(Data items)

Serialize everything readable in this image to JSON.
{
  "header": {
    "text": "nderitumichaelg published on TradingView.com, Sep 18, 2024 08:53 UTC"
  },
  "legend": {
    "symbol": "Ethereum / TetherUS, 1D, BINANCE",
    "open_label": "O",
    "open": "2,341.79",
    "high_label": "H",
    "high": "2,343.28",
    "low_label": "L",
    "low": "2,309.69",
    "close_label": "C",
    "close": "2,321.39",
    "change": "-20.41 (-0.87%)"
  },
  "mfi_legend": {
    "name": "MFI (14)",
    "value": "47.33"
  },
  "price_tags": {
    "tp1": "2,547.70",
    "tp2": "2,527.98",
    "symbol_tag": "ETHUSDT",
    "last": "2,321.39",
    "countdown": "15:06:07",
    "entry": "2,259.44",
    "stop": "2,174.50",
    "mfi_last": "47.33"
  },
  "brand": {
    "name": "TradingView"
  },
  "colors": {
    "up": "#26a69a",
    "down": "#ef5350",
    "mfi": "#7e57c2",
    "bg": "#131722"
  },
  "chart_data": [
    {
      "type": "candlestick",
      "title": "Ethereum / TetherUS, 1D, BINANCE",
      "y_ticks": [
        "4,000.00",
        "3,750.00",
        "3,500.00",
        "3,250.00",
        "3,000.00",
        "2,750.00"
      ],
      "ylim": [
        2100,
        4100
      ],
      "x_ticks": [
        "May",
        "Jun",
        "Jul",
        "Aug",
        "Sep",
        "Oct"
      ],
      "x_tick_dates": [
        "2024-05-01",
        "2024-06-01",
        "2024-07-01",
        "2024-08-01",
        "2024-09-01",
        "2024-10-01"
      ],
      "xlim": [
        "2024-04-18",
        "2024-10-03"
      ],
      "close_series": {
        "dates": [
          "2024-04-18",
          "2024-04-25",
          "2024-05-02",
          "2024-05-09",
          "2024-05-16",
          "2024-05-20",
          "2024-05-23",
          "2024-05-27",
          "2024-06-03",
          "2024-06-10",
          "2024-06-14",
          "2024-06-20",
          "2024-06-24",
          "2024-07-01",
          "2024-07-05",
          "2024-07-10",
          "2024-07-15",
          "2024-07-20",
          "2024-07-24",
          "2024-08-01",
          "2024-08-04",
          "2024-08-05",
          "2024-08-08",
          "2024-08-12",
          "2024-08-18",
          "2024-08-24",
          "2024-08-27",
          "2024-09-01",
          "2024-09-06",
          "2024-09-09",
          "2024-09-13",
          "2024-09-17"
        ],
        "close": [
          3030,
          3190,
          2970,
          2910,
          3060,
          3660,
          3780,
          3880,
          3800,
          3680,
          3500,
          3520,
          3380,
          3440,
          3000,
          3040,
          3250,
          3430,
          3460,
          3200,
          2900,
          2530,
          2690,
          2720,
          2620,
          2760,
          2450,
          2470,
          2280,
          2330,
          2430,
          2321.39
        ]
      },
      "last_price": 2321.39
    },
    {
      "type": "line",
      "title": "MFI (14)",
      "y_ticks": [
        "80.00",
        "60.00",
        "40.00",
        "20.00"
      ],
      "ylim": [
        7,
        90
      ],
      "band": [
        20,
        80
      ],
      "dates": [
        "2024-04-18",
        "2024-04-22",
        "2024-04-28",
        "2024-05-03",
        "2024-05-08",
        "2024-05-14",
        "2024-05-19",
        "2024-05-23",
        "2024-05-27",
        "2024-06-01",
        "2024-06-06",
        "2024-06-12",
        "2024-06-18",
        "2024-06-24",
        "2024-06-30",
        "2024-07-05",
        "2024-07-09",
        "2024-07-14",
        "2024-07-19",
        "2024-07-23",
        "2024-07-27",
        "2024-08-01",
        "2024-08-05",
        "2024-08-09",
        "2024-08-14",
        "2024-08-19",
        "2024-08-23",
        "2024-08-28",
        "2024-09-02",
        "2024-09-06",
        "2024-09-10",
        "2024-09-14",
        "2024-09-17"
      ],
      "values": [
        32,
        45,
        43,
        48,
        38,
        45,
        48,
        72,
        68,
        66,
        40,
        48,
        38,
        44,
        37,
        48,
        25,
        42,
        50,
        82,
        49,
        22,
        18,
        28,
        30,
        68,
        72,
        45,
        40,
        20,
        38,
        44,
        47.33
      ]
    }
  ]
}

## Stated problem
Scan the material above and determine how many lines include the word "title"; report only the number.

## Final result
2